→ **WHAT NEEDS TO BE DONE**: Transcribe all of the material exactly, except for its pictures.

→ **RECORDS PROVIDED**:
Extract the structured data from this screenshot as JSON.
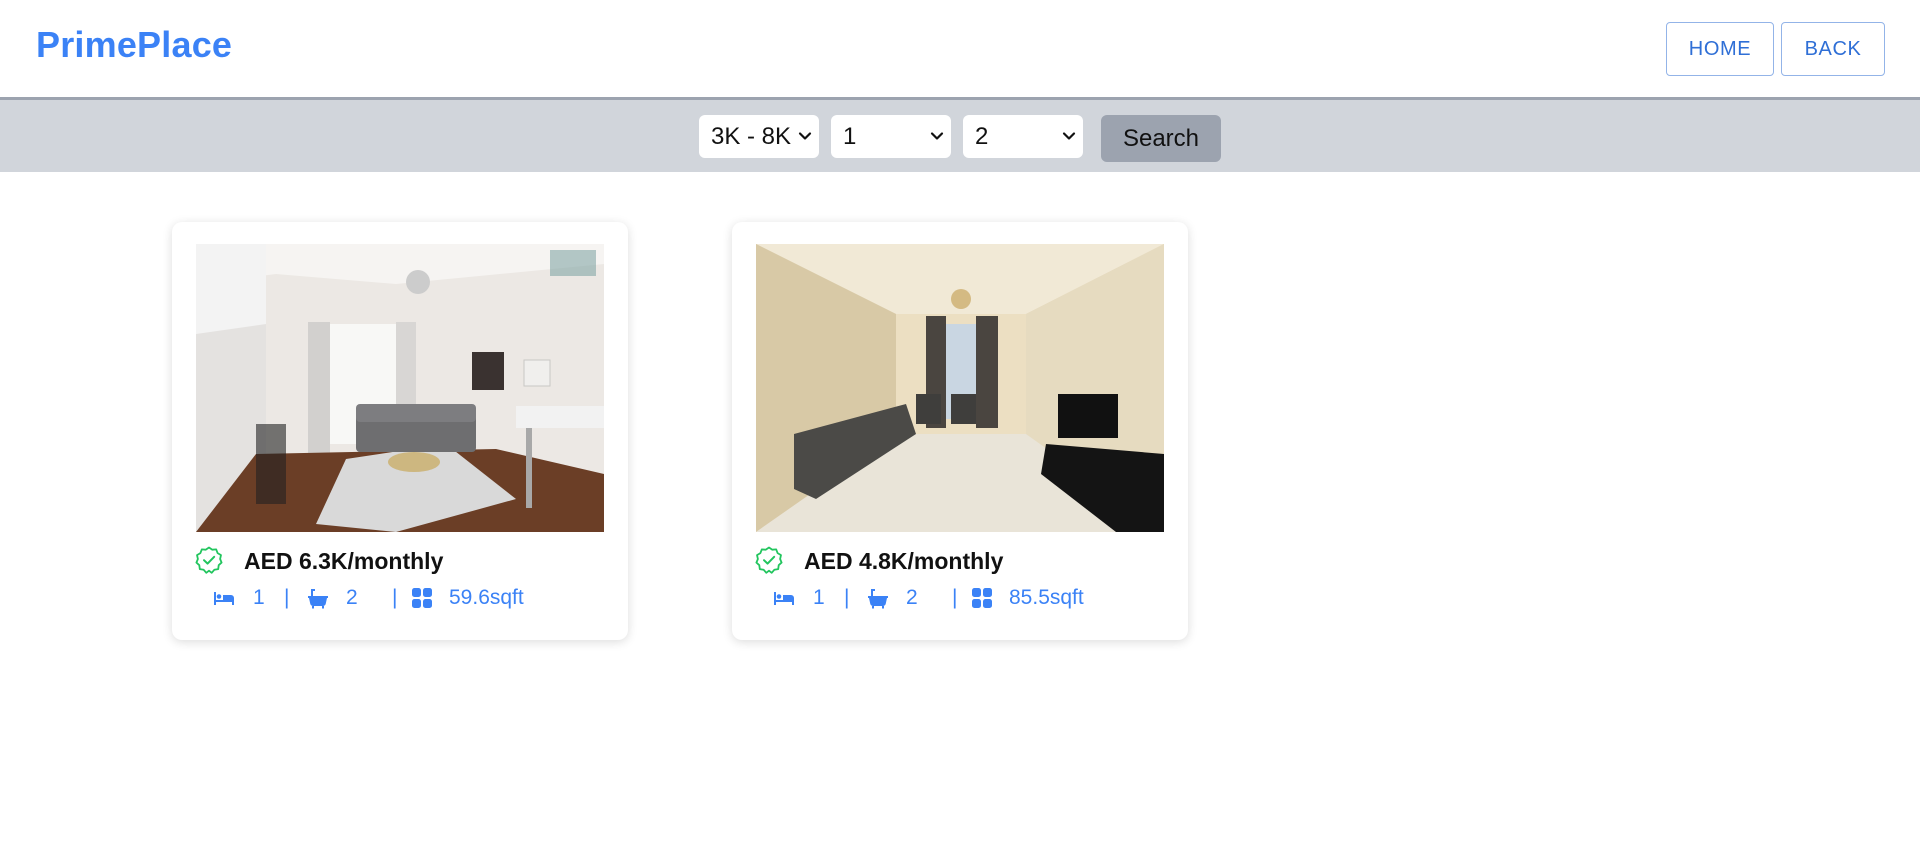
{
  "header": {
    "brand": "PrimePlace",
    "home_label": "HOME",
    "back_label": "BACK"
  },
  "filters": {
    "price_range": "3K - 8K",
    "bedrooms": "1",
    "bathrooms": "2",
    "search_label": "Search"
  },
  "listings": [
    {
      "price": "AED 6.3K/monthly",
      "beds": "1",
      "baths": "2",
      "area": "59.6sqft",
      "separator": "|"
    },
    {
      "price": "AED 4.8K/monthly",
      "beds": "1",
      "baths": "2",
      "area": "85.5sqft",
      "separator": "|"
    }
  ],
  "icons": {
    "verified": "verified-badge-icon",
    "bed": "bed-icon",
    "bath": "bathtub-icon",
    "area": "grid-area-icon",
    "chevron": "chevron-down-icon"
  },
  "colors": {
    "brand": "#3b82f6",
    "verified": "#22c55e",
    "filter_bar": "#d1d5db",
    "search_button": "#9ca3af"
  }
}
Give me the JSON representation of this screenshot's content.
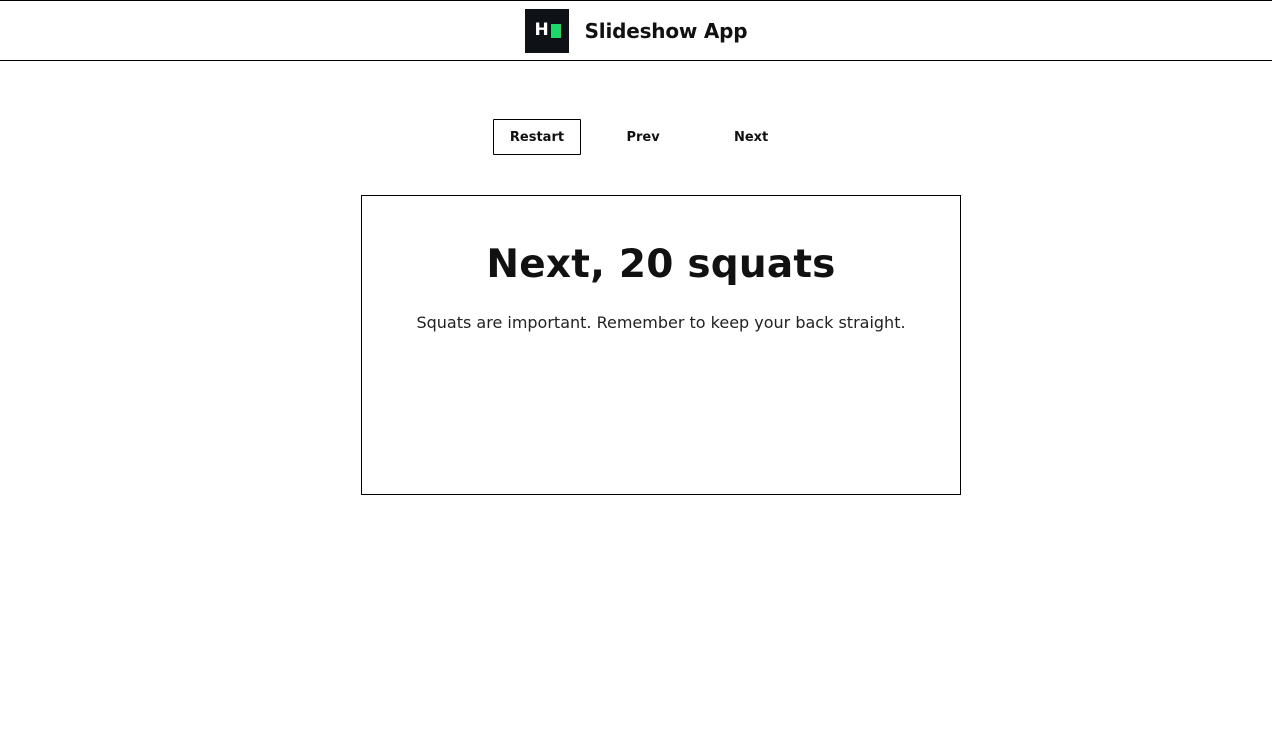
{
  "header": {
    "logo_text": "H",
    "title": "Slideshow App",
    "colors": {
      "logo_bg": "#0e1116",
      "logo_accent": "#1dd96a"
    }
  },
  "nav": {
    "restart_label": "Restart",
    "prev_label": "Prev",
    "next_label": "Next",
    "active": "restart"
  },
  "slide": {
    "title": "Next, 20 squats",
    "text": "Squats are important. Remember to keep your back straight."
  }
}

→ **OUTPUT OF THE EXERCISE**:
Extract the structured data from this screenshot as JSON.
{
  "header": {
    "brand": "PrimePlace",
    "home_label": "HOME",
    "back_label": "BACK"
  },
  "filters": {
    "price_range": "3K - 8K",
    "bedrooms": "1",
    "bathrooms": "2",
    "search_label": "Search"
  },
  "listings": [
    {
      "price": "AED 6.3K/monthly",
      "beds": "1",
      "baths": "2",
      "area": "59.6sqft",
      "separator": "|"
    },
    {
      "price": "AED 4.8K/monthly",
      "beds": "1",
      "baths": "2",
      "area": "85.5sqft",
      "separator": "|"
    }
  ],
  "icons": {
    "verified": "verified-badge-icon",
    "bed": "bed-icon",
    "bath": "bathtub-icon",
    "area": "grid-area-icon",
    "chevron": "chevron-down-icon"
  },
  "colors": {
    "brand": "#3b82f6",
    "verified": "#22c55e",
    "filter_bar": "#d1d5db",
    "search_button": "#9ca3af"
  }
}
Give me the JSON representation of this screenshot's content.
{
  "header": {
    "logo_text": "H",
    "title": "Slideshow App",
    "colors": {
      "logo_bg": "#0e1116",
      "logo_accent": "#1dd96a"
    }
  },
  "nav": {
    "restart_label": "Restart",
    "prev_label": "Prev",
    "next_label": "Next",
    "active": "restart"
  },
  "slide": {
    "title": "Next, 20 squats",
    "text": "Squats are important. Remember to keep your back straight."
  }
}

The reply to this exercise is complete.